| The request |
Every record should be written out exactly, with the pictures left out.

[Stored records]
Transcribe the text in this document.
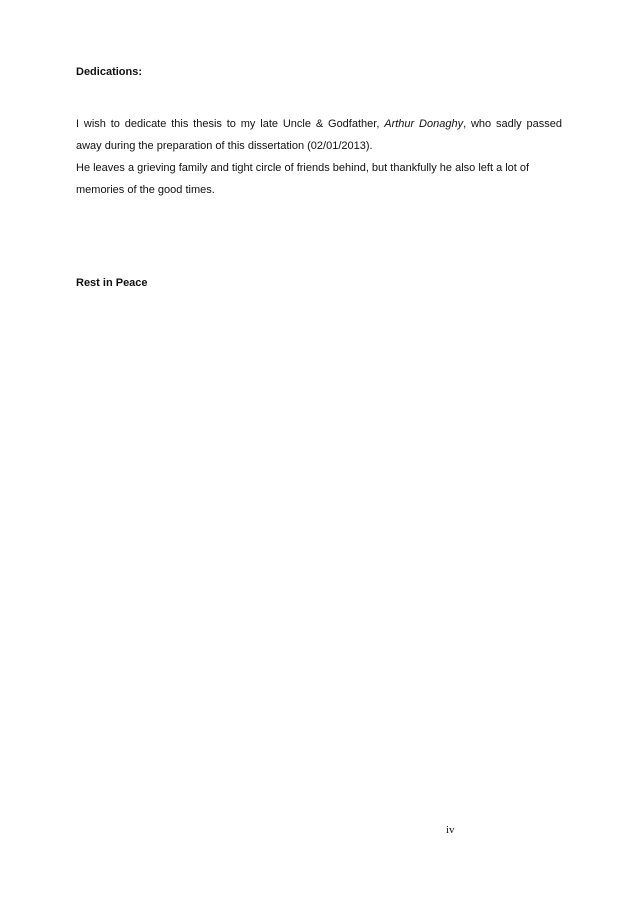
Dedications:

I wish to dedicate this thesis to my late Uncle & Godfather, Arthur Donaghy, who sadly passed away during the preparation of this dissertation (02/01/2013).

He leaves a grieving family and tight circle of friends behind, but thankfully he also left a lot of memories of the good times.

Rest in Peace

iv
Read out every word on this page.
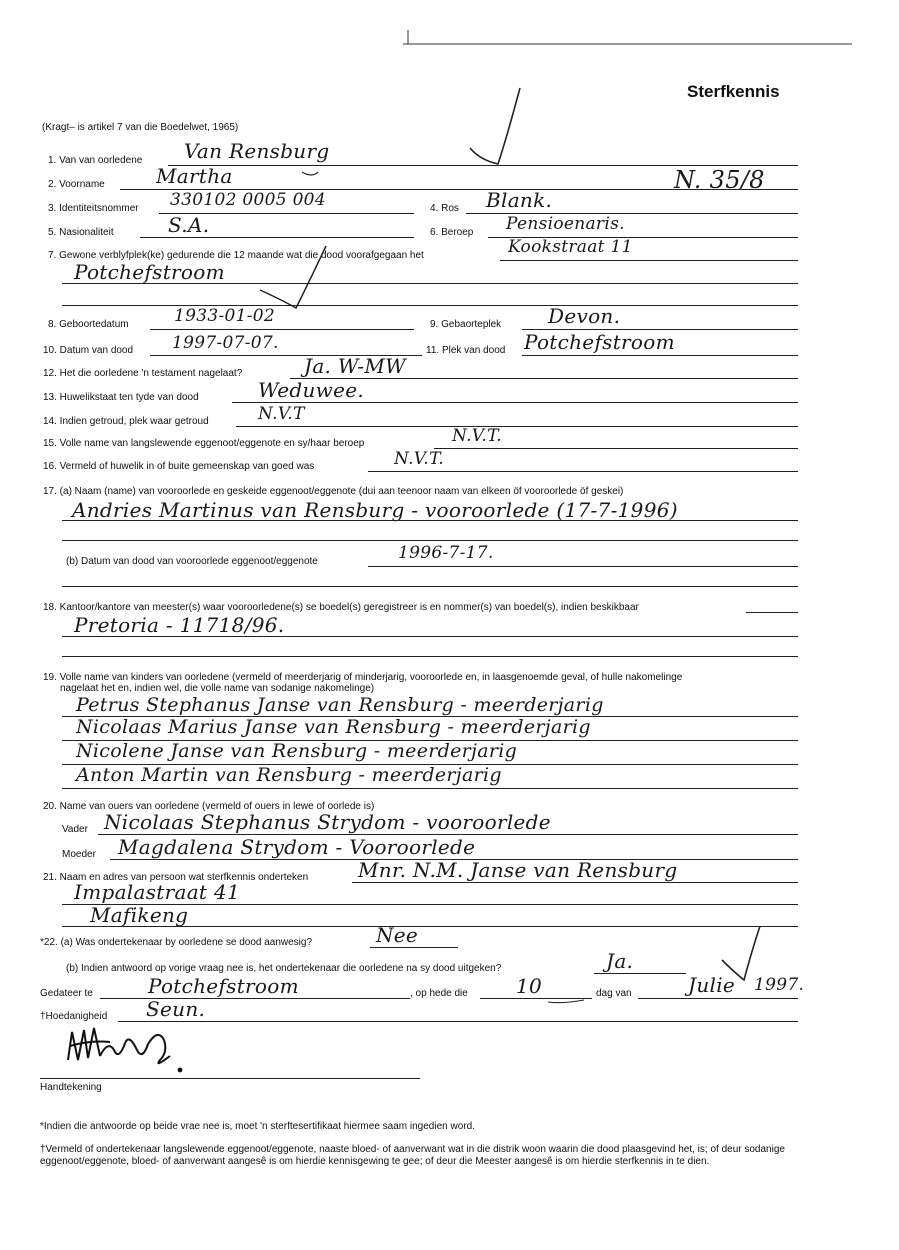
Sterfkennis
(Kragt– is artikel 7 van die Boedelwet, 1965)
N. 35/8
1. Van van oorledene Van Rensburg
2. Voorname	Martha
3. Identiteitsnommer 330102 0005 004	4. Ros Blank.
5. Nasionaliteit	S.A.	6. Beroep Pensioenaris.
7. Gewone verblyfplek(ke) gedurende die 12 maande wat die dood voorafgegaan het	Kookstraat 11
Potchefstroom
8. Geboortedatum	1933-01-02	9. Gebaorteplek Devon.
10. Datum van dood 1997-07-07.	11. Plek van dood Potchefstroom
12. Het die oorledene 'n testament nagelaat?	Ja. W-MW
13. Huwelikstaat ten tyde van dood	Weduwee.
14. Indien getroud, plek waar getroud	N.V.T
15. Volle name van langslewende eggenoot/eggenote en sy/haar beroep	N.V.T.
16. Vermeld of huwelik in of buite gemeenskap van goed was	N.V.T.
17. (a) Naam (name) van vooroorlede en geskeide eggenoot/eggenote (dui aan teenoor naam van elkeen öf vooroorlede öf geskei)
Andries Martinus van Rensburg - vooroorlede (17-7-1996)
(b) Datum van dood van vooroorlede eggenoot/eggenote	1996-7-17.
18. Kantoor/kantore van meester(s) waar vooroorledene(s) se boedel(s) geregistreer is en nommer(s) van boedel(s), indien beskikbaar
Pretoria - 11718/96.
19. Volle name van kinders van oorledene (vermeld of meerderjarig of minderjarig, vooroorlede en, in laasgenoemde geval, of hulle nakomelinge
nagelaat het en, indien wel, die volle name van sodanige nakomelinge)
Petrus Stephanus Janse van Rensburg - meerderjarig
Nicolaas Marius Janse van Rensburg - meerderjarig
Nicolene Janse van Rensburg - meerderjarig
Anton Martin van Rensburg - meerderjarig
20. Name van ouers van oorledene (vermeld of ouers in lewe of oorlede is)
Vader Nicolaas Stephanus Strydom - vooroorlede
Moeder Magdalena Strydom - Vooroorlede
21. Naam en adres van persoon wat sterfkennis onderteken Mnr. N.M. Janse van Rensburg
Impalastraat 41
Mafikeng
*22. (a) Was ondertekenaar by oorledene se dood aanwesig?	Nee
(b) Indien antwoord op vorige vraag nee is, het ondertekenaar die oorledene na sy dood uitgeken?	Ja.
Gedateer te	Potchefstroom	, op hede die 10	dag van	Julie 1997.
†Hoedanigheid Seun.
Handtekening
*Indien die antwoorde op beide vrae nee is, moet 'n sterftesertifikaat hiermee saam ingedien word.
†Vermeld of ondertekenaar langslewende eggenoot/eggenote, naaste bloed- of aanverwant wat in die distrik woon waarin die dood plaasgevind het, is; of deur sodanige eggenoot/eggenote, bloed- of aanverwant aangesê is om hierdie kennisgewing te gee; of deur die Meester aangesê is om hierdie sterfkennis in te dien.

| The output |
Transcribe the text in this document.
Dedications:

I wish to dedicate this thesis to my late Uncle & Godfather, Arthur Donaghy, who sadly passed away during the preparation of this dissertation (02/01/2013).

He leaves a grieving family and tight circle of friends behind, but thankfully he also left a lot of memories of the good times.

Rest in Peace

iv
Read out every word on this page.
Sterfkennis
(Kragt– is artikel 7 van die Boedelwet, 1965)
N. 35/8
1. Van van oorledene Van Rensburg
2. Voorname	Martha
3. Identiteitsnommer 330102 0005 004	4. Ros Blank.
5. Nasionaliteit	S.A.	6. Beroep Pensioenaris.
7. Gewone verblyfplek(ke) gedurende die 12 maande wat die dood voorafgegaan het	Kookstraat 11
Potchefstroom
8. Geboortedatum	1933-01-02	9. Gebaorteplek Devon.
10. Datum van dood 1997-07-07.	11. Plek van dood Potchefstroom
12. Het die oorledene 'n testament nagelaat?	Ja. W-MW
13. Huwelikstaat ten tyde van dood	Weduwee.
14. Indien getroud, plek waar getroud	N.V.T
15. Volle name van langslewende eggenoot/eggenote en sy/haar beroep	N.V.T.
16. Vermeld of huwelik in of buite gemeenskap van goed was	N.V.T.
17. (a) Naam (name) van vooroorlede en geskeide eggenoot/eggenote (dui aan teenoor naam van elkeen öf vooroorlede öf geskei)
Andries Martinus van Rensburg - vooroorlede (17-7-1996)
(b) Datum van dood van vooroorlede eggenoot/eggenote	1996-7-17.
18. Kantoor/kantore van meester(s) waar vooroorledene(s) se boedel(s) geregistreer is en nommer(s) van boedel(s), indien beskikbaar
Pretoria - 11718/96.
19. Volle name van kinders van oorledene (vermeld of meerderjarig of minderjarig, vooroorlede en, in laasgenoemde geval, of hulle nakomelinge
nagelaat het en, indien wel, die volle name van sodanige nakomelinge)
Petrus Stephanus Janse van Rensburg - meerderjarig
Nicolaas Marius Janse van Rensburg - meerderjarig
Nicolene Janse van Rensburg - meerderjarig
Anton Martin van Rensburg - meerderjarig
20. Name van ouers van oorledene (vermeld of ouers in lewe of oorlede is)
Vader Nicolaas Stephanus Strydom - vooroorlede
Moeder Magdalena Strydom - Vooroorlede
21. Naam en adres van persoon wat sterfkennis onderteken Mnr. N.M. Janse van Rensburg
Impalastraat 41
Mafikeng
*22. (a) Was ondertekenaar by oorledene se dood aanwesig?	Nee
(b) Indien antwoord op vorige vraag nee is, het ondertekenaar die oorledene na sy dood uitgeken?	Ja.
Gedateer te	Potchefstroom	, op hede die 10	dag van	Julie 1997.
†Hoedanigheid Seun.
Handtekening
*Indien die antwoorde op beide vrae nee is, moet 'n sterftesertifikaat hiermee saam ingedien word.
†Vermeld of ondertekenaar langslewende eggenoot/eggenote, naaste bloed- of aanverwant wat in die distrik woon waarin die dood plaasgevind het, is; of deur sodanige eggenoot/eggenote, bloed- of aanverwant aangesê is om hierdie kennisgewing te gee; of deur die Meester aangesê is om hierdie sterfkennis in te dien.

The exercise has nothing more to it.